Short problem
Reproduce each line of the listing exactly.

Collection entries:
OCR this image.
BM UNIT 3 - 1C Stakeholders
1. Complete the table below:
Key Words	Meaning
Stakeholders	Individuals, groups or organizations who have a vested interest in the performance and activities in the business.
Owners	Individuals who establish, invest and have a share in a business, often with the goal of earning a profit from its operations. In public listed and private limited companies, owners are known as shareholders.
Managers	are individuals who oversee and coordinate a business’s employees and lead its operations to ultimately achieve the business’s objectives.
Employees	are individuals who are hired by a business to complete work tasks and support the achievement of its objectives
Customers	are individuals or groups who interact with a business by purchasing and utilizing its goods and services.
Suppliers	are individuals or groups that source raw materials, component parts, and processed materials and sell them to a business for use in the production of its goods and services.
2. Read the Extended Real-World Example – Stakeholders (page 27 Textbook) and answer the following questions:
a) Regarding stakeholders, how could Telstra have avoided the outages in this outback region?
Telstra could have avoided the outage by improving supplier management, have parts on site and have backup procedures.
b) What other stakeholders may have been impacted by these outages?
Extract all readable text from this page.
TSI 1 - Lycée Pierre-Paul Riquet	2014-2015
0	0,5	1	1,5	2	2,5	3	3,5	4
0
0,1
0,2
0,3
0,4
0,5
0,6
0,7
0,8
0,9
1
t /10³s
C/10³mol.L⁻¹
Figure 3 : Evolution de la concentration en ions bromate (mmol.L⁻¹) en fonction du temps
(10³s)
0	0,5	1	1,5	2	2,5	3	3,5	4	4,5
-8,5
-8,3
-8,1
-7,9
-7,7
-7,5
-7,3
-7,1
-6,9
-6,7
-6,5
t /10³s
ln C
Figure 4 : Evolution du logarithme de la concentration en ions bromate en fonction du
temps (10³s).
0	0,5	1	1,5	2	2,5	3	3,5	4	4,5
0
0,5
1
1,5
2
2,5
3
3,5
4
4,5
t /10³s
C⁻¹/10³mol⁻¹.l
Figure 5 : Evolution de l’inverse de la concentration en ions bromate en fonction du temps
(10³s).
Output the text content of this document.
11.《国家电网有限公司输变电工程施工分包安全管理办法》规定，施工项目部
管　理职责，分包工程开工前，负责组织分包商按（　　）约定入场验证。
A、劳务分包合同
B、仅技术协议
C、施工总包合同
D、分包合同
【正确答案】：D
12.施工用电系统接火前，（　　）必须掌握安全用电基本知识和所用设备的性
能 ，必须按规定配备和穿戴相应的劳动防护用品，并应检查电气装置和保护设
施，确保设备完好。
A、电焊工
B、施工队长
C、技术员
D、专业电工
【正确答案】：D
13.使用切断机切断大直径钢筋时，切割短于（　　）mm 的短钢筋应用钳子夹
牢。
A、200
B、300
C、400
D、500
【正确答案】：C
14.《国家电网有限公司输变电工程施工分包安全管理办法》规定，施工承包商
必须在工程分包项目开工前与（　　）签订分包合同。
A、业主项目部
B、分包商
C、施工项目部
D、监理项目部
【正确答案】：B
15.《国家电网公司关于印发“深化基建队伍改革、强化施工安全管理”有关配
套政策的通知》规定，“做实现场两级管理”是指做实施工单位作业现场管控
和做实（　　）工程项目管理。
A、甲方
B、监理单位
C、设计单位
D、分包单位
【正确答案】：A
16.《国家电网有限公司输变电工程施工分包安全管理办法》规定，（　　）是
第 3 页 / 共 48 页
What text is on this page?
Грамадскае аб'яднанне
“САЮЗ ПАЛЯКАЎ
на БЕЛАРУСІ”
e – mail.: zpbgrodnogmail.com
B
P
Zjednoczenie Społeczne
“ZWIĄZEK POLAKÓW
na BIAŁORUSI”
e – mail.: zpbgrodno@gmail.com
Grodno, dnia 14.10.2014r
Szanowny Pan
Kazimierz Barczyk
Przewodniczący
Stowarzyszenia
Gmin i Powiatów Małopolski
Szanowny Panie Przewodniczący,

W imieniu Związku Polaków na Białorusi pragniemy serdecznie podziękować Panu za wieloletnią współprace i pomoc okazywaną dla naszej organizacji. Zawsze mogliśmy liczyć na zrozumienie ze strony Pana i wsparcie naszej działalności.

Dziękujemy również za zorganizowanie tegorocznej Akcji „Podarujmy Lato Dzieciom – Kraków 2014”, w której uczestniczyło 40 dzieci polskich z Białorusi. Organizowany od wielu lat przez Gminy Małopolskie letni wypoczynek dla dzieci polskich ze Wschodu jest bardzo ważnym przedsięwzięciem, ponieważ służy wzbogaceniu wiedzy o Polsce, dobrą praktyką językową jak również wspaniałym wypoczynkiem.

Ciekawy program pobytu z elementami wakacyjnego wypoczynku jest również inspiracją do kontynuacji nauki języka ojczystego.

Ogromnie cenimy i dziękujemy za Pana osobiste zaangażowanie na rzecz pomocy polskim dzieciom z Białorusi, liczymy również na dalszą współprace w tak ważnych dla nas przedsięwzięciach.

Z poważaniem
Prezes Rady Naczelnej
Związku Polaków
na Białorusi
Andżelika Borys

Written answer
OCR this image.
BM UNIT 3 - 1C Stakeholders
1. Complete the table below:
Key Words	Meaning
Stakeholders	Individuals, groups or organizations who have a vested interest in the performance and activities in the business.
Owners	Individuals who establish, invest and have a share in a business, often with the goal of earning a profit from its operations. In public listed and private limited companies, owners are known as shareholders.
Managers	are individuals who oversee and coordinate a business’s employees and lead its operations to ultimately achieve the business’s objectives.
Employees	are individuals who are hired by a business to complete work tasks and support the achievement of its objectives
Customers	are individuals or groups who interact with a business by purchasing and utilizing its goods and services.
Suppliers	are individuals or groups that source raw materials, component parts, and processed materials and sell them to a business for use in the production of its goods and services.
2. Read the Extended Real-World Example – Stakeholders (page 27 Textbook) and answer the following questions:
a) Regarding stakeholders, how could Telstra have avoided the outages in this outback region?
Telstra could have avoided the outage by improving supplier management, have parts on site and have backup procedures.
b) What other stakeholders may have been impacted by these outages?
Extract all readable text from this page.
TSI 1 - Lycée Pierre-Paul Riquet	2014-2015
0	0,5	1	1,5	2	2,5	3	3,5	4
0
0,1
0,2
0,3
0,4
0,5
0,6
0,7
0,8
0,9
1
t /10³s
C/10³mol.L⁻¹
Figure 3 : Evolution de la concentration en ions bromate (mmol.L⁻¹) en fonction du temps
(10³s)
0	0,5	1	1,5	2	2,5	3	3,5	4	4,5
-8,5
-8,3
-8,1
-7,9
-7,7
-7,5
-7,3
-7,1
-6,9
-6,7
-6,5
t /10³s
ln C
Figure 4 : Evolution du logarithme de la concentration en ions bromate en fonction du
temps (10³s).
0	0,5	1	1,5	2	2,5	3	3,5	4	4,5
0
0,5
1
1,5
2
2,5
3
3,5
4
4,5
t /10³s
C⁻¹/10³mol⁻¹.l
Figure 5 : Evolution de l’inverse de la concentration en ions bromate en fonction du temps
(10³s).
Output the text content of this document.
11.《国家电网有限公司输变电工程施工分包安全管理办法》规定，施工项目部
管　理职责，分包工程开工前，负责组织分包商按（　　）约定入场验证。
A、劳务分包合同
B、仅技术协议
C、施工总包合同
D、分包合同
【正确答案】：D
12.施工用电系统接火前，（　　）必须掌握安全用电基本知识和所用设备的性
能 ，必须按规定配备和穿戴相应的劳动防护用品，并应检查电气装置和保护设
施，确保设备完好。
A、电焊工
B、施工队长
C、技术员
D、专业电工
【正确答案】：D
13.使用切断机切断大直径钢筋时，切割短于（　　）mm 的短钢筋应用钳子夹
牢。
A、200
B、300
C、400
D、500
【正确答案】：C
14.《国家电网有限公司输变电工程施工分包安全管理办法》规定，施工承包商
必须在工程分包项目开工前与（　　）签订分包合同。
A、业主项目部
B、分包商
C、施工项目部
D、监理项目部
【正确答案】：B
15.《国家电网公司关于印发“深化基建队伍改革、强化施工安全管理”有关配
套政策的通知》规定，“做实现场两级管理”是指做实施工单位作业现场管控
和做实（　　）工程项目管理。
A、甲方
B、监理单位
C、设计单位
D、分包单位
【正确答案】：A
16.《国家电网有限公司输变电工程施工分包安全管理办法》规定，（　　）是
第 3 页 / 共 48 页
What text is on this page?
Грамадскае аб'яднанне
“САЮЗ ПАЛЯКАЎ
на БЕЛАРУСІ”
e – mail.: zpbgrodnogmail.com
B
P
Zjednoczenie Społeczne
“ZWIĄZEK POLAKÓW
na BIAŁORUSI”
e – mail.: zpbgrodno@gmail.com
Grodno, dnia 14.10.2014r
Szanowny Pan
Kazimierz Barczyk
Przewodniczący
Stowarzyszenia
Gmin i Powiatów Małopolski
Szanowny Panie Przewodniczący,

W imieniu Związku Polaków na Białorusi pragniemy serdecznie podziękować Panu za wieloletnią współprace i pomoc okazywaną dla naszej organizacji. Zawsze mogliśmy liczyć na zrozumienie ze strony Pana i wsparcie naszej działalności.

Dziękujemy również za zorganizowanie tegorocznej Akcji „Podarujmy Lato Dzieciom – Kraków 2014”, w której uczestniczyło 40 dzieci polskich z Białorusi. Organizowany od wielu lat przez Gminy Małopolskie letni wypoczynek dla dzieci polskich ze Wschodu jest bardzo ważnym przedsięwzięciem, ponieważ służy wzbogaceniu wiedzy o Polsce, dobrą praktyką językową jak również wspaniałym wypoczynkiem.

Ciekawy program pobytu z elementami wakacyjnego wypoczynku jest również inspiracją do kontynuacji nauki języka ojczystego.

Ogromnie cenimy i dziękujemy za Pana osobiste zaangażowanie na rzecz pomocy polskim dzieciom z Białorusi, liczymy również na dalszą współprace w tak ważnych dla nas przedsięwzięciach.

Z poważaniem
Prezes Rady Naczelnej
Związku Polaków
na Białorusi
Andżelika Borys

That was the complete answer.